[INSTRUCTIONS TO FOLLOW] Check each line for the string "this", then give only how many lines have it.

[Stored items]

<<<<

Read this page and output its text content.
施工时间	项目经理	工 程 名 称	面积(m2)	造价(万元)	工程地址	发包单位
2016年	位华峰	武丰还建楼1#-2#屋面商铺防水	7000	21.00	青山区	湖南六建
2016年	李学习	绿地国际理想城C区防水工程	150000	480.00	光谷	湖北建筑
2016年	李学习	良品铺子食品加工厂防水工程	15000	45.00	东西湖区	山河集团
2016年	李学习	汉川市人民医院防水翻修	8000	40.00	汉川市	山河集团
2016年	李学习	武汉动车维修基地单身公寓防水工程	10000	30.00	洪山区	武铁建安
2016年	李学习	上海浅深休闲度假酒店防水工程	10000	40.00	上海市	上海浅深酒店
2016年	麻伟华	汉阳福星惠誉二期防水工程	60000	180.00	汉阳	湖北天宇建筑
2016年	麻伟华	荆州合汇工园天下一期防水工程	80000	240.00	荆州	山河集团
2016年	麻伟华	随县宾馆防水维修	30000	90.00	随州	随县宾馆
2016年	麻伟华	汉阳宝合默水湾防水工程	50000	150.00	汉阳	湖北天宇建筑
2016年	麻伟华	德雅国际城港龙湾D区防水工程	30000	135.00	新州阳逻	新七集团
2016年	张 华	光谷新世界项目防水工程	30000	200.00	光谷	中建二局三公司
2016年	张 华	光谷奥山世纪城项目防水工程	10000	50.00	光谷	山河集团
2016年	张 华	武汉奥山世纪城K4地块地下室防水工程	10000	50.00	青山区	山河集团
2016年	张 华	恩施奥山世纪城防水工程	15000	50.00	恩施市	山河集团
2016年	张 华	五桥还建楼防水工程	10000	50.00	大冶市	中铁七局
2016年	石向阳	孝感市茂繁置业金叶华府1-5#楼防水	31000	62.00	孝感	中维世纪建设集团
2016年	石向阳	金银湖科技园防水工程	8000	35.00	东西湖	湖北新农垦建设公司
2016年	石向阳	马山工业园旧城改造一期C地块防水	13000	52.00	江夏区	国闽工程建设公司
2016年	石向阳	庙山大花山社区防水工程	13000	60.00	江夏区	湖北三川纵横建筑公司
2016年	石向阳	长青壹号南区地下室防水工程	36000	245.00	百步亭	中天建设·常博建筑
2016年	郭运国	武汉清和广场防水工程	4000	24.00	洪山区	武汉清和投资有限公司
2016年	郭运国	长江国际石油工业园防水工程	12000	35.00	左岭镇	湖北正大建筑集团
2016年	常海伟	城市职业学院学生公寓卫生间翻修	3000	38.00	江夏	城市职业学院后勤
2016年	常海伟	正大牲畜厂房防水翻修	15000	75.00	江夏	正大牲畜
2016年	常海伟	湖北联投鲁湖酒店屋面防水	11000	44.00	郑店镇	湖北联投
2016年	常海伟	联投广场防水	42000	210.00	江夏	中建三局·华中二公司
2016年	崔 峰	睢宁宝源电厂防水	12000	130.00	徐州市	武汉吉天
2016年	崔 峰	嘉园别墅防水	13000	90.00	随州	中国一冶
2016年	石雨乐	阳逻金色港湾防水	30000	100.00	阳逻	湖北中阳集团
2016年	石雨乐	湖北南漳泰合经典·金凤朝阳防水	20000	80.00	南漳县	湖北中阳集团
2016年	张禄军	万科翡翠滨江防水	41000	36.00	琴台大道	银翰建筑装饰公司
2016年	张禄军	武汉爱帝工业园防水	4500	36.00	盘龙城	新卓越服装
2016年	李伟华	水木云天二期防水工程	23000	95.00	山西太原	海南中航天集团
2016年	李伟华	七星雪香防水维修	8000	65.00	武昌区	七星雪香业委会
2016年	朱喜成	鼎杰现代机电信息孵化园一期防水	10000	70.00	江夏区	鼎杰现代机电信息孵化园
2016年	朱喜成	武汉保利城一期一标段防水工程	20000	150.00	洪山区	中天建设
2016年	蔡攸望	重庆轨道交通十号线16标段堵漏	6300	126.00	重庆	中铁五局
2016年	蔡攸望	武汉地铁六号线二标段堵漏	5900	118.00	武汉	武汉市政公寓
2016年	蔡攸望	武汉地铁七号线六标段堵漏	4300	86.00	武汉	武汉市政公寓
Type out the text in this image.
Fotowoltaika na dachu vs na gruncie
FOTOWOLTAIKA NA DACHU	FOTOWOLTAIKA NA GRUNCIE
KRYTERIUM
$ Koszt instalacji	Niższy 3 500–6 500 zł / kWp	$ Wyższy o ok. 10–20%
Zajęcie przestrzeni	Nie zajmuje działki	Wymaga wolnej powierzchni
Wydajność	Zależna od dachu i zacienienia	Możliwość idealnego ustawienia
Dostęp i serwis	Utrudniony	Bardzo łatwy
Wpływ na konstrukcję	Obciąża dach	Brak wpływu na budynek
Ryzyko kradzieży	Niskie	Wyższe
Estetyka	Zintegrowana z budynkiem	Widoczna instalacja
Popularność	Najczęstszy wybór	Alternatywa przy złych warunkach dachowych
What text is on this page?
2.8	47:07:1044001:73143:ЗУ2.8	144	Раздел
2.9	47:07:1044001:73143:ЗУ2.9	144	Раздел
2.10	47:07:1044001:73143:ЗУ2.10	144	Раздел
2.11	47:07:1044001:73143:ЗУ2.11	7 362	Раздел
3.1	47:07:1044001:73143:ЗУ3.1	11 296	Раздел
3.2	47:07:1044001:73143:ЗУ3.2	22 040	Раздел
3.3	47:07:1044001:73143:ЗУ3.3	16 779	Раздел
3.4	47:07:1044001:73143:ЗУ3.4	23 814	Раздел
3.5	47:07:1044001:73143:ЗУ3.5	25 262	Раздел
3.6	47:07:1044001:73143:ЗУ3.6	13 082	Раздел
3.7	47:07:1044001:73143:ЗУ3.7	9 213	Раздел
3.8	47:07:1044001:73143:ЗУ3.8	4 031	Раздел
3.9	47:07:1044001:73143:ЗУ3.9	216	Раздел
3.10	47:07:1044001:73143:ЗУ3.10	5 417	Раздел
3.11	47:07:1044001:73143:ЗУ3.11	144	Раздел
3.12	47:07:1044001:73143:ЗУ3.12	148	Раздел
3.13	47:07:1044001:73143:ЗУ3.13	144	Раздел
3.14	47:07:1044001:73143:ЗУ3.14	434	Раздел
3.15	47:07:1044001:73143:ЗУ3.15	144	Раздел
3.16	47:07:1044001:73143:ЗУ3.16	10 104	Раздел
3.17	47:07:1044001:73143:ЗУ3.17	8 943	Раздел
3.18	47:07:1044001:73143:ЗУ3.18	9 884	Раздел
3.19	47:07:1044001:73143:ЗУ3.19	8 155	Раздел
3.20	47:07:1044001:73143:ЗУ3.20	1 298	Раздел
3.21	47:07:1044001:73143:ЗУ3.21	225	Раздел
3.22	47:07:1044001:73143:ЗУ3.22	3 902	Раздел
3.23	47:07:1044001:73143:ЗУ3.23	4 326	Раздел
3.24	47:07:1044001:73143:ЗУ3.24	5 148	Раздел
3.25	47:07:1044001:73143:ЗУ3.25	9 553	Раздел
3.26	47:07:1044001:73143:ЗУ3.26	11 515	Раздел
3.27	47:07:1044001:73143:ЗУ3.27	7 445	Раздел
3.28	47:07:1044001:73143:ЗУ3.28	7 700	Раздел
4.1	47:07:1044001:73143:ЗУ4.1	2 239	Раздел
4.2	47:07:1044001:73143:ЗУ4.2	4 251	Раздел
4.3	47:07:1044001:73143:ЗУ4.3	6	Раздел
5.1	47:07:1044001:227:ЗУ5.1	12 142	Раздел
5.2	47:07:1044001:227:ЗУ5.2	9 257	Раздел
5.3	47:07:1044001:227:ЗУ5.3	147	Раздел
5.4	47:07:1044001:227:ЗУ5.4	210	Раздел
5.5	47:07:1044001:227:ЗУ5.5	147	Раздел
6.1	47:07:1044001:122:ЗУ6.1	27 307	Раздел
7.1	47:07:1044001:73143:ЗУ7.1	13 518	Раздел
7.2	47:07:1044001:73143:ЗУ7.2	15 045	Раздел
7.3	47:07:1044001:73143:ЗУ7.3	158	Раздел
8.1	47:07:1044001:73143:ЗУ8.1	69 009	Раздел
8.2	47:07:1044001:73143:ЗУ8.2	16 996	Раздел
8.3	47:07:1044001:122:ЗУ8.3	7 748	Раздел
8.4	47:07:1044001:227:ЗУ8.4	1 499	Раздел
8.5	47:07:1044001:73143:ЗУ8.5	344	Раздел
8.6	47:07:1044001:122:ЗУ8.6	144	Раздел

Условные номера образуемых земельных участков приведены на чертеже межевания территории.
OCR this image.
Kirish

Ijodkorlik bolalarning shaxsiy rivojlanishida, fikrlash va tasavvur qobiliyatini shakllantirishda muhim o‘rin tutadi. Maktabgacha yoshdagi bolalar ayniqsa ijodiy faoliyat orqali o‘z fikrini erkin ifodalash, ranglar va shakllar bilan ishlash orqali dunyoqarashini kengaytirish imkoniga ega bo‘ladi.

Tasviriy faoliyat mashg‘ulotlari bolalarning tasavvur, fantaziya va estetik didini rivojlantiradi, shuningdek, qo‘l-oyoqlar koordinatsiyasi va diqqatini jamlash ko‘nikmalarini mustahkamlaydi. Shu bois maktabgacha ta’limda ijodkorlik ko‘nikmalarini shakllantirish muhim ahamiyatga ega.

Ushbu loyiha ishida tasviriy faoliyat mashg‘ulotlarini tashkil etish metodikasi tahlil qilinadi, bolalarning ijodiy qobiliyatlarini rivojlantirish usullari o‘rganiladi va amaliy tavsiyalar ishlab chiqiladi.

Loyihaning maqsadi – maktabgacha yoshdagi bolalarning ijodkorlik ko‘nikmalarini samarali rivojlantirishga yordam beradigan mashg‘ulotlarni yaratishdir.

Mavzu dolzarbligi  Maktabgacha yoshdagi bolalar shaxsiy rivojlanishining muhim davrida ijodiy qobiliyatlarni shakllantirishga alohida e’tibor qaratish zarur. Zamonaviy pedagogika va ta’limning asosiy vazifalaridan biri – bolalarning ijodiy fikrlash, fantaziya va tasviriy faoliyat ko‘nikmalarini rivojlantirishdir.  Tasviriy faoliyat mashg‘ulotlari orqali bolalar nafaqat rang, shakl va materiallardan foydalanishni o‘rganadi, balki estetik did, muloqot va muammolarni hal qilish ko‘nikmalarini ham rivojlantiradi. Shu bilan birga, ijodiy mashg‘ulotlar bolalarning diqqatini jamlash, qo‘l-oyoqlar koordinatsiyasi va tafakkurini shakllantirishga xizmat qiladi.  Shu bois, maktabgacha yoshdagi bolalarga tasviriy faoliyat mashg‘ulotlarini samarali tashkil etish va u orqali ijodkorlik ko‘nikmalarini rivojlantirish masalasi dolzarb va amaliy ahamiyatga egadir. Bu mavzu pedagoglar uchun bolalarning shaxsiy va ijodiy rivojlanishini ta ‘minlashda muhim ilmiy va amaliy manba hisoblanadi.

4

>>>>

[TASK RESPONSE] 4